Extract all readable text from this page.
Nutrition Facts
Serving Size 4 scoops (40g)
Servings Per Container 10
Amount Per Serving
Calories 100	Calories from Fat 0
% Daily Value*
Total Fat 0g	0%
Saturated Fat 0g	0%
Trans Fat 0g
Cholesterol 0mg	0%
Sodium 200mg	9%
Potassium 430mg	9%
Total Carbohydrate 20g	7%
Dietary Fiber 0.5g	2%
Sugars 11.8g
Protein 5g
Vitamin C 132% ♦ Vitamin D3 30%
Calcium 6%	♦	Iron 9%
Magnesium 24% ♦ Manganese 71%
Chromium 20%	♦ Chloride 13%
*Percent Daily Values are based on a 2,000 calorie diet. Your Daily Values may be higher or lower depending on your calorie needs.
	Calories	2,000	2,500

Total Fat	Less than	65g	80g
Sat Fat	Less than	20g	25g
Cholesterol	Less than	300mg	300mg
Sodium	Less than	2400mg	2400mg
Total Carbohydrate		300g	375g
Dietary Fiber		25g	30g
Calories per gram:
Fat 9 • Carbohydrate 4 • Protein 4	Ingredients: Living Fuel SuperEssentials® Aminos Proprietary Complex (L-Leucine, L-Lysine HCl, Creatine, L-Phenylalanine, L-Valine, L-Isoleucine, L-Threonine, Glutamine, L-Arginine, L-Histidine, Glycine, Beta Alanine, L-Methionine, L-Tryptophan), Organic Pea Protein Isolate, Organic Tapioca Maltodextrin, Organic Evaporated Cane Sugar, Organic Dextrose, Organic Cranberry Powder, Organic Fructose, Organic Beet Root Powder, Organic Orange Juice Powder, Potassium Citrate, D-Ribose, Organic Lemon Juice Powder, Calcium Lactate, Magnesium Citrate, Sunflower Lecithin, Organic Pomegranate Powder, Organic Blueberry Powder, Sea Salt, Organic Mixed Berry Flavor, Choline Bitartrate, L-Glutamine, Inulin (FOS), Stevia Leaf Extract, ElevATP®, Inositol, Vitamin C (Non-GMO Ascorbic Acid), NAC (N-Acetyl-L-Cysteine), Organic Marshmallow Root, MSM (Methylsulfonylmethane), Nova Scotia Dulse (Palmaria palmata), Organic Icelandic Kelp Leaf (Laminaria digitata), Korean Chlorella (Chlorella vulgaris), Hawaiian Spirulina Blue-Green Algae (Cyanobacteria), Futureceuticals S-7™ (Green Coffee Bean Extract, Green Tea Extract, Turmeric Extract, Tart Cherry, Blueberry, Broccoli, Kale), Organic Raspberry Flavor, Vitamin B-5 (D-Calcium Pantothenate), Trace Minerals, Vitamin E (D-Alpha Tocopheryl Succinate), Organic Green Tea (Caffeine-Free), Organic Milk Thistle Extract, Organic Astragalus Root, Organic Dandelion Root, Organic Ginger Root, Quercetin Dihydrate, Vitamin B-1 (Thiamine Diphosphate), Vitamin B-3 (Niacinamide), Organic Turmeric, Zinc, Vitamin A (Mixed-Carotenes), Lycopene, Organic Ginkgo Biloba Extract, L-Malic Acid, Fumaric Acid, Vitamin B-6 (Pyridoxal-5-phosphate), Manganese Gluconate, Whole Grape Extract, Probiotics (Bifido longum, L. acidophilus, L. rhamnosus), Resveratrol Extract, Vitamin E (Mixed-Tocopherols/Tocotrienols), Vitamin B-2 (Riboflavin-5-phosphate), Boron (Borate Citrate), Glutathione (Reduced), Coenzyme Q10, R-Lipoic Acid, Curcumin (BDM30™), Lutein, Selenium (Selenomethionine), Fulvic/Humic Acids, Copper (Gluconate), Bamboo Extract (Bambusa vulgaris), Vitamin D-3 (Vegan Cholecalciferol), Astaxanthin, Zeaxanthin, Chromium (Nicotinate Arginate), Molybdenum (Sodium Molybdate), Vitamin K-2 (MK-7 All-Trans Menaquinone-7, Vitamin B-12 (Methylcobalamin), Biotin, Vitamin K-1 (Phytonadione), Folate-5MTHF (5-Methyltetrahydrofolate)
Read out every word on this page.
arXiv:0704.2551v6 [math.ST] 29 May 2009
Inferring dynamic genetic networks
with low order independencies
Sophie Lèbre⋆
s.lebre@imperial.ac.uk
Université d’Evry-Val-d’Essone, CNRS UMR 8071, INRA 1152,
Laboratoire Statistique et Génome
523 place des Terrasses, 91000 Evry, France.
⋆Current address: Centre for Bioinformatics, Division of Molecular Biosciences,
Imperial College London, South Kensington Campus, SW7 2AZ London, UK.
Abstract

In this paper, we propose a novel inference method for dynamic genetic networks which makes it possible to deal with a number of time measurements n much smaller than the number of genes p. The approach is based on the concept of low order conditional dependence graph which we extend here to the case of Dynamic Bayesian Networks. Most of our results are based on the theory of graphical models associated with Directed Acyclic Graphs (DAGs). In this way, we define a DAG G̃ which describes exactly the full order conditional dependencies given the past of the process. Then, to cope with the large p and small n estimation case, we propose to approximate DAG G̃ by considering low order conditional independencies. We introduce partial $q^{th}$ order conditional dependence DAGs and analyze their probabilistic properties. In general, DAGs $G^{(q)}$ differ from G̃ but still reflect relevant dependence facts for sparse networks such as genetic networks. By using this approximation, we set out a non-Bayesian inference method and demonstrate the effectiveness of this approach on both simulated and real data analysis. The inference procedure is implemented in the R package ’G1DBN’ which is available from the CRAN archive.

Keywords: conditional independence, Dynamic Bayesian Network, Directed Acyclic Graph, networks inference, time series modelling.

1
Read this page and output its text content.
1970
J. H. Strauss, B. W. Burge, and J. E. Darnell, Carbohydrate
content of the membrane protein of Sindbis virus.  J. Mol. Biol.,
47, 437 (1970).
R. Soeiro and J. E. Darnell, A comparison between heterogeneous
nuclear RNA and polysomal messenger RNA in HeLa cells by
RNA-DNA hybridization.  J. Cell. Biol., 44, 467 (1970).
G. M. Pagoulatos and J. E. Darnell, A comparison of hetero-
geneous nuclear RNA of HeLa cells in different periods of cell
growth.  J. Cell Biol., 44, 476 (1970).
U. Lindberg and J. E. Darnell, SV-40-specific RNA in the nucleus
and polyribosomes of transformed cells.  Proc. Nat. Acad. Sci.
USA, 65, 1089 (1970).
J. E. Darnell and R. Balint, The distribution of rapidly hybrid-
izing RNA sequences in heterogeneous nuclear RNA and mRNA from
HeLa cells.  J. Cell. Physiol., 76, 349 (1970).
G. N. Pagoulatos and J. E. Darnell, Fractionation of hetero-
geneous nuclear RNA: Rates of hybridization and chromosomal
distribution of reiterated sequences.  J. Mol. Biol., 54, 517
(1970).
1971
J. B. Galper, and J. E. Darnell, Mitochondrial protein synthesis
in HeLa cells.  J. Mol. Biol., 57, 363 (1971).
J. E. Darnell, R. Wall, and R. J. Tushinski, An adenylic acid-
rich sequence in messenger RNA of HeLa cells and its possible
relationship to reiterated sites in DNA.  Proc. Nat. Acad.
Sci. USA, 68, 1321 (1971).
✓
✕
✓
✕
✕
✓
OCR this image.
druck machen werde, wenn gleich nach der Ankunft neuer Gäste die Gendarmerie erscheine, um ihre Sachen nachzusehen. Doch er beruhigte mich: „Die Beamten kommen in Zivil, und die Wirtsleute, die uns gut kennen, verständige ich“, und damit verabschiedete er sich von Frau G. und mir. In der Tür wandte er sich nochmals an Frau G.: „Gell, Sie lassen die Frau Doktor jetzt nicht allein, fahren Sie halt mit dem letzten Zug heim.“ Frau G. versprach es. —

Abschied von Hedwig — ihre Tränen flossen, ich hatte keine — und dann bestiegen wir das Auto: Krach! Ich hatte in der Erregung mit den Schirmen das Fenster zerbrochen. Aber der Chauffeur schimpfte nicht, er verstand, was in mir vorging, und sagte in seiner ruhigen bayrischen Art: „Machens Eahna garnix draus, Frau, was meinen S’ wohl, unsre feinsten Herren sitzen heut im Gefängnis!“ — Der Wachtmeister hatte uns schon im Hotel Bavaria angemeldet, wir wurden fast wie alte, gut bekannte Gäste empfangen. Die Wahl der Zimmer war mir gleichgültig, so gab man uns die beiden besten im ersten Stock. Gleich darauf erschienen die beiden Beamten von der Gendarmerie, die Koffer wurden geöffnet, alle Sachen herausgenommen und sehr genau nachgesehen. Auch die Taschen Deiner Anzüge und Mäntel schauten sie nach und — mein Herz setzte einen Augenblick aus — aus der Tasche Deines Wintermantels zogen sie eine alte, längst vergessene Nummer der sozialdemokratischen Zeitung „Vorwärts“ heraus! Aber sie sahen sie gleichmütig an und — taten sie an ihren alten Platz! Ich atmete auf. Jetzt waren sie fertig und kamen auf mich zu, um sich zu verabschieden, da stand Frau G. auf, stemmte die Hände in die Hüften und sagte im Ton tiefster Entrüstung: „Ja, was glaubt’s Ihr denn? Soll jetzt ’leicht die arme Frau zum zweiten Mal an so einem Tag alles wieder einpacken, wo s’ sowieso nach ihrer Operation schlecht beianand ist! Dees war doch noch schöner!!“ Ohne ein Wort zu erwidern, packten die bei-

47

PROBLEM TO WORK ON:
Tally, in the data above, the lines where the word "HeLa" occurs, and give the figure alone.

TASK OUTPUT:
5